--- START Task inputs ---

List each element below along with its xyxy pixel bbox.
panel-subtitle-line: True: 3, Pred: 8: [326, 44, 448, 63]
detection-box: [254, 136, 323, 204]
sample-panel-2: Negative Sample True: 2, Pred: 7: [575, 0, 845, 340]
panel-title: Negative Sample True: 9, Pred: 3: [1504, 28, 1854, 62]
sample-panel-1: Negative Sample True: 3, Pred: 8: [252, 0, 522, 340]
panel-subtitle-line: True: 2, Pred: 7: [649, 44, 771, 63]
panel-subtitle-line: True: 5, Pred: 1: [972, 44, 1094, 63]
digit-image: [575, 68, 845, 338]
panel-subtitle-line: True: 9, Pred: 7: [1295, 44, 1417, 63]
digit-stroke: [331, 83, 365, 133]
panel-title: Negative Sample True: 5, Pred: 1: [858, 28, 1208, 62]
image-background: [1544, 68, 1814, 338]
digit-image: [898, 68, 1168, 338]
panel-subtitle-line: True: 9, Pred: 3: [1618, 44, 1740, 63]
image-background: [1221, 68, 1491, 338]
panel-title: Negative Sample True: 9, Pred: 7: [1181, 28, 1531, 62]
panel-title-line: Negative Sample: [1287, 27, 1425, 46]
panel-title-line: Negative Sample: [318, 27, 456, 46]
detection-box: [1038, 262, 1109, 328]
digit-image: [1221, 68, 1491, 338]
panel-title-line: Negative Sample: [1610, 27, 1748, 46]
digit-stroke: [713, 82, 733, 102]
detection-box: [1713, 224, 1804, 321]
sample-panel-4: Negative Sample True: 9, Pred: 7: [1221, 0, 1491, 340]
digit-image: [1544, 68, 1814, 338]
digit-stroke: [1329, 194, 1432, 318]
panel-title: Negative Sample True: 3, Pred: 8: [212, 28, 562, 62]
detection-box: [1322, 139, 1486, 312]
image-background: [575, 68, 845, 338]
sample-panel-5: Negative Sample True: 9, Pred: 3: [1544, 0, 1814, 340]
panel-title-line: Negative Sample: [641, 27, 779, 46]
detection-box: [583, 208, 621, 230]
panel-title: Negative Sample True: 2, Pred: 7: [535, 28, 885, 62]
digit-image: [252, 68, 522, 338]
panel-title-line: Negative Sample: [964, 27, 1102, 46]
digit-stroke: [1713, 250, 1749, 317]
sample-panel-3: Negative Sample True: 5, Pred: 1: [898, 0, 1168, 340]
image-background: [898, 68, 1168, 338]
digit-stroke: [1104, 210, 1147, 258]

--- END Task inputs ---

### Task
Can you write out again, word for word, the rows above from the very first line through the line holding "sample-panel-4: Negative Sample", both ends included?

### Reply to the exercise
List each element below along with its xyxy pixel bbox.
panel-subtitle-line: True: 3, Pred: 8: [326, 44, 448, 63]
detection-box: [254, 136, 323, 204]
sample-panel-2: Negative Sample True: 2, Pred: 7: [575, 0, 845, 340]
panel-title: Negative Sample True: 9, Pred: 3: [1504, 28, 1854, 62]
sample-panel-1: Negative Sample True: 3, Pred: 8: [252, 0, 522, 340]
panel-subtitle-line: True: 2, Pred: 7: [649, 44, 771, 63]
panel-subtitle-line: True: 5, Pred: 1: [972, 44, 1094, 63]
digit-image: [575, 68, 845, 338]
panel-subtitle-line: True: 9, Pred: 7: [1295, 44, 1417, 63]
digit-stroke: [331, 83, 365, 133]
panel-title: Negative Sample True: 5, Pred: 1: [858, 28, 1208, 62]
image-background: [1544, 68, 1814, 338]
digit-image: [898, 68, 1168, 338]
panel-subtitle-line: True: 9, Pred: 3: [1618, 44, 1740, 63]
image-background: [1221, 68, 1491, 338]
panel-title: Negative Sample True: 9, Pred: 7: [1181, 28, 1531, 62]
panel-title-line: Negative Sample: [1287, 27, 1425, 46]
panel-title-line: Negative Sample: [318, 27, 456, 46]
detection-box: [1038, 262, 1109, 328]
digit-image: [1221, 68, 1491, 338]
panel-title-line: Negative Sample: [1610, 27, 1748, 46]
digit-stroke: [713, 82, 733, 102]
detection-box: [1713, 224, 1804, 321]
sample-panel-4: Negative Sample True: 9, Pred: 7: [1221, 0, 1491, 340]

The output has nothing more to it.